*What is expected:* Images are not part of the copy; write out the rest of the data exactly as given.

Data entries:
━━━━━━━━━━━━━━━━━━━━━━━━━━━━━━

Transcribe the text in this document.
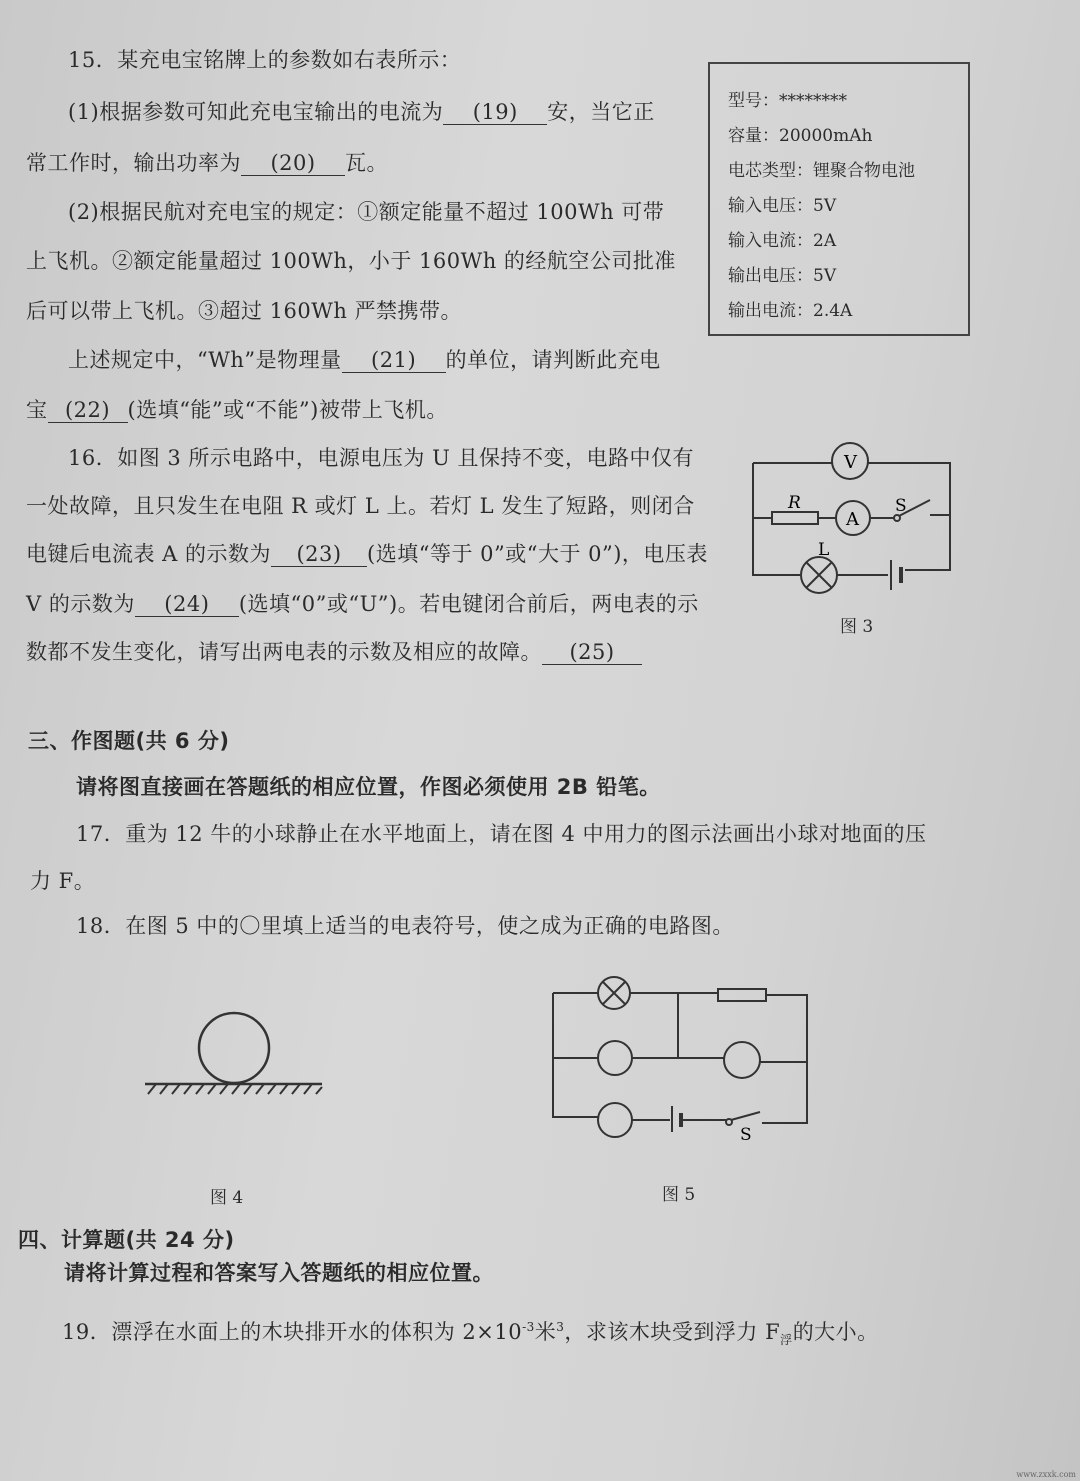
15．某充电宝铭牌上的参数如右表所示：
(1)根据参数可知此充电宝输出的电流为 (19) 安，当它正
常工作时，输出功率为 (20) 瓦。
(2)根据民航对充电宝的规定：①额定能量不超过 100Wh 可带
上飞机。②额定能量超过 100Wh，小于 160Wh 的经航空公司批准
后可以带上飞机。③超过 160Wh 严禁携带。
上述规定中，“Wh”是物理量 (21) 的单位，请判断此充电
宝 (22) (选填“能”或“不能”)被带上飞机。
型号：********
容量：20000mAh
电芯类型：锂聚合物电池
输入电压：5V
输入电流：2A
输出电压：5V
输出电流：2.4A
16．如图 3 所示电路中，电源电压为 U 且保持不变，电路中仅有
一处故障，且只发生在电阻 R 或灯 L 上。若灯 L 发生了短路，则闭合
电键后电流表 A 的示数为 (23) (选填“等于 0”或“大于 0”)，电压表
V 的示数为 (24) (选填“0”或“U”)。若电键闭合前后，两电表的示
数都不发生变化，请写出两电表的示数及相应的故障。 (25)
V
A
R	S
L
图 3
三、作图题(共 6 分)
请将图直接画在答题纸的相应位置，作图必须使用 2B 铅笔。
17．重为 12 牛的小球静止在水平地面上，请在图 4 中用力的图示法画出小球对地面的压
力 F。
18．在图 5 中的〇里填上适当的电表符号，使之成为正确的电路图。
图 4
S
图 5
四、计算题(共 24 分)
请将计算过程和答案写入答题纸的相应位置。
19．漂浮在水面上的木块排开水的体积为 $2\times 10^{-3}$米$^3$，求该木块受到浮力 $F_浮$的大小。
www.zxxk.com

━━━━━━━━━━━━━━━━━━━━━━━━━━━━━━

*Result below:*
Transcribe the text in this document.
15．某充电宝铭牌上的参数如右表所示：
(1)根据参数可知此充电宝输出的电流为 (19) 安，当它正
常工作时，输出功率为 (20) 瓦。
(2)根据民航对充电宝的规定：①额定能量不超过 100Wh 可带
上飞机。②额定能量超过 100Wh，小于 160Wh 的经航空公司批准
后可以带上飞机。③超过 160Wh 严禁携带。
上述规定中，“Wh”是物理量 (21) 的单位，请判断此充电
宝 (22) (选填“能”或“不能”)被带上飞机。
型号：********
容量：20000mAh
电芯类型：锂聚合物电池
输入电压：5V
输入电流：2A
输出电压：5V
输出电流：2.4A
16．如图 3 所示电路中，电源电压为 U 且保持不变，电路中仅有
一处故障，且只发生在电阻 R 或灯 L 上。若灯 L 发生了短路，则闭合
电键后电流表 A 的示数为 (23) (选填“等于 0”或“大于 0”)，电压表
V 的示数为 (24) (选填“0”或“U”)。若电键闭合前后，两电表的示
数都不发生变化，请写出两电表的示数及相应的故障。 (25)
V
A
R	S
L
图 3
三、作图题(共 6 分)
请将图直接画在答题纸的相应位置，作图必须使用 2B 铅笔。
17．重为 12 牛的小球静止在水平地面上，请在图 4 中用力的图示法画出小球对地面的压
力 F。
18．在图 5 中的〇里填上适当的电表符号，使之成为正确的电路图。
图 4
S
图 5
四、计算题(共 24 分)
请将计算过程和答案写入答题纸的相应位置。
19．漂浮在水面上的木块排开水的体积为 $2\times 10^{-3}$米$^3$，求该木块受到浮力 $F_浮$的大小。
www.zxxk.com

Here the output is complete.